THE TASK:
Your answer should be a single number: the count of lines that include the word "acto".

(Stored data)
--------------------------------------------------

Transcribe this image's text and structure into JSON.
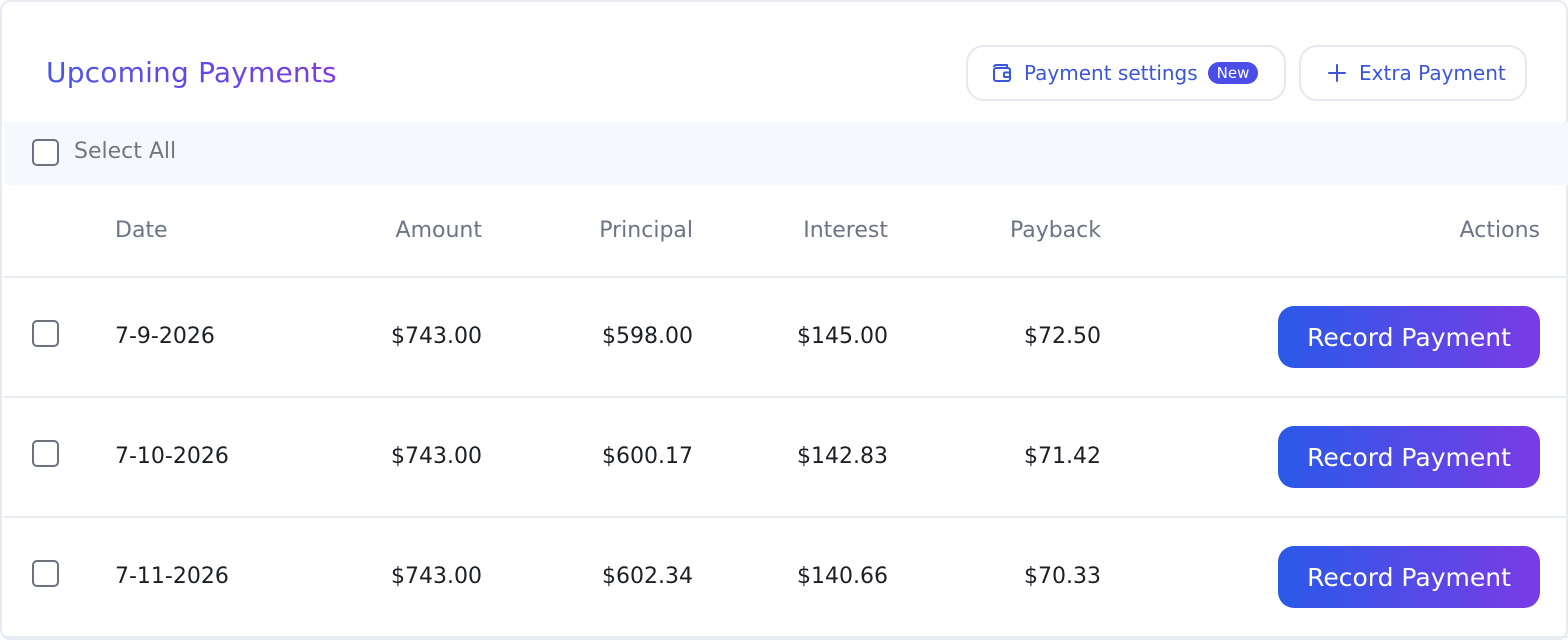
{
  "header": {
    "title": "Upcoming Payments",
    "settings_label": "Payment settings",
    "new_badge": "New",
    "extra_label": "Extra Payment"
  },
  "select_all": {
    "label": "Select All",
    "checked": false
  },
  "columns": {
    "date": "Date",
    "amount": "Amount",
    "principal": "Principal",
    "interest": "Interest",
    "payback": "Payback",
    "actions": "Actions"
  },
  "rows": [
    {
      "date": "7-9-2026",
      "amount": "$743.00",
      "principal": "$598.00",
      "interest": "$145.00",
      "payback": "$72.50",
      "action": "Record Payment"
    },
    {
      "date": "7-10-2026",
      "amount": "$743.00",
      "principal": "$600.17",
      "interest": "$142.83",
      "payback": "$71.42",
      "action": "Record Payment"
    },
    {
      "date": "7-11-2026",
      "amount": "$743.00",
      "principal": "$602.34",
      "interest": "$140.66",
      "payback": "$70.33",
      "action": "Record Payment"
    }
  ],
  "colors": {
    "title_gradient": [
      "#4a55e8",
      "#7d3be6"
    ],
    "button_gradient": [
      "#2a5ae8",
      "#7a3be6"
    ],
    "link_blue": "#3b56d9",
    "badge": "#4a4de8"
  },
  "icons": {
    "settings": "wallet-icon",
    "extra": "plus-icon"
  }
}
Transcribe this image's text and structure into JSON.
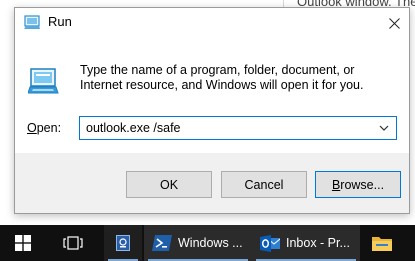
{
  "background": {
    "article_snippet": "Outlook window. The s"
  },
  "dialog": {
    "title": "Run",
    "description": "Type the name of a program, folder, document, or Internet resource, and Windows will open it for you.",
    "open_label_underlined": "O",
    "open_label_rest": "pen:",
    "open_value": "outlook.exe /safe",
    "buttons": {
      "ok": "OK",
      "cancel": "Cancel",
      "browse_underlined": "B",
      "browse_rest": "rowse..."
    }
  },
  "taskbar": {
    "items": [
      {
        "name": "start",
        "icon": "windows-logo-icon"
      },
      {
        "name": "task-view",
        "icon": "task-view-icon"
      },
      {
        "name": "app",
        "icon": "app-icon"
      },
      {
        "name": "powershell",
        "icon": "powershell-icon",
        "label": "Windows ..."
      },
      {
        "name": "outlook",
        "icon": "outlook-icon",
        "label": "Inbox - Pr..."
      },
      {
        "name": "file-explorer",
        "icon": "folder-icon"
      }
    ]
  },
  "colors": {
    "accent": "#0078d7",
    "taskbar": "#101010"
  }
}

--------------------------------------------------

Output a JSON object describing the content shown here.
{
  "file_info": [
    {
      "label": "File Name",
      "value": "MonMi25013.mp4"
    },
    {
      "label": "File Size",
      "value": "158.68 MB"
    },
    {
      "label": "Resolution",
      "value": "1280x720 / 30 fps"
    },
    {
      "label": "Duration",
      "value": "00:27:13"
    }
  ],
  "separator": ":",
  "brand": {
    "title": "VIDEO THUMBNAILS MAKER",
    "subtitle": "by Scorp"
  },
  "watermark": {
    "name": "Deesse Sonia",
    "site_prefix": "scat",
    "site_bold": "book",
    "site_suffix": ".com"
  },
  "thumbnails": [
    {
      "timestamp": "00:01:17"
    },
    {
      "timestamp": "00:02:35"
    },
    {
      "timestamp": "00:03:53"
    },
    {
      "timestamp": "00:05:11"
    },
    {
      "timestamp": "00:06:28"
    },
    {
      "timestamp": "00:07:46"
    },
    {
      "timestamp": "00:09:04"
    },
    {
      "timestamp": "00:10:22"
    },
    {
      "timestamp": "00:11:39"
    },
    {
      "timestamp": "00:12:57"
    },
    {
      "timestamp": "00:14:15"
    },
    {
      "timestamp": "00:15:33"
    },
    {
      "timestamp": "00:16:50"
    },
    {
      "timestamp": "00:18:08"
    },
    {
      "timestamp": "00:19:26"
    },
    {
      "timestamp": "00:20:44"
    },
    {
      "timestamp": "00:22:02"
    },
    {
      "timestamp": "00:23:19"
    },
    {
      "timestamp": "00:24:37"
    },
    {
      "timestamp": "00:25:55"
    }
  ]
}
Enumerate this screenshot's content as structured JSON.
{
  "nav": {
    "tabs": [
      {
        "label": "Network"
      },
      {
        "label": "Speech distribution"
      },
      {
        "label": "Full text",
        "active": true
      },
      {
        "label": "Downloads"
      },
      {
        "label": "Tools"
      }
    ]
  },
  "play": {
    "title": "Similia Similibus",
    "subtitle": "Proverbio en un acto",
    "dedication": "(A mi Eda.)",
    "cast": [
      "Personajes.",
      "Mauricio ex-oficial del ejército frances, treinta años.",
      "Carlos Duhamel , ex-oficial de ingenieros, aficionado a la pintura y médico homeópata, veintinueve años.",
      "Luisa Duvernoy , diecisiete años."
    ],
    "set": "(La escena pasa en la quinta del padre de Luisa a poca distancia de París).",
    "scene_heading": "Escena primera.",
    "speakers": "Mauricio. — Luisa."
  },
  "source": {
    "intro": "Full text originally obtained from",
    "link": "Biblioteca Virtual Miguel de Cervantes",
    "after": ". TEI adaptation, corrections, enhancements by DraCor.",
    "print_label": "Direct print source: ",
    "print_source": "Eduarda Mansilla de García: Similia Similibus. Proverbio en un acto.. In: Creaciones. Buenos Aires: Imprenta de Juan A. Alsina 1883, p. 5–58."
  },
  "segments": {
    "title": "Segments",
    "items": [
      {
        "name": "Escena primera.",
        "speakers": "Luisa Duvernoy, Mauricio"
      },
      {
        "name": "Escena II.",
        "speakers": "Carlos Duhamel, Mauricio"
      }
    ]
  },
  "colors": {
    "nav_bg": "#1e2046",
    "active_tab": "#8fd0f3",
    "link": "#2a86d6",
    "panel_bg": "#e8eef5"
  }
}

--------------------------------------------------

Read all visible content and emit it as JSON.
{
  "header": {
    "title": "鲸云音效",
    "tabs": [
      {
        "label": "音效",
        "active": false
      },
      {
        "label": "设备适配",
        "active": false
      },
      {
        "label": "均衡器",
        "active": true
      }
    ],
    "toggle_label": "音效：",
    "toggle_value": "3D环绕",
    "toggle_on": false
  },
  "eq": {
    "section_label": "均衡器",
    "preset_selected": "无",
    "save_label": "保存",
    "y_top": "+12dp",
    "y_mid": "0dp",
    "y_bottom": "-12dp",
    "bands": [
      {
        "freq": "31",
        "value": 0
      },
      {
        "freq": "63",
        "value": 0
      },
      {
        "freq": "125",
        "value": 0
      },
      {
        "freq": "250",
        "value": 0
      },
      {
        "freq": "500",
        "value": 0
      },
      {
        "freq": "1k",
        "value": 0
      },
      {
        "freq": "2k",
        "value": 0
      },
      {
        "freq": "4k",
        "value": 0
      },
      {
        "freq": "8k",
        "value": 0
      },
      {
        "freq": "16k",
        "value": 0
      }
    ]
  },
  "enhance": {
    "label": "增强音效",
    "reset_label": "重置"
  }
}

--------------------------------------------------

COMPLETE OUTPUT:
2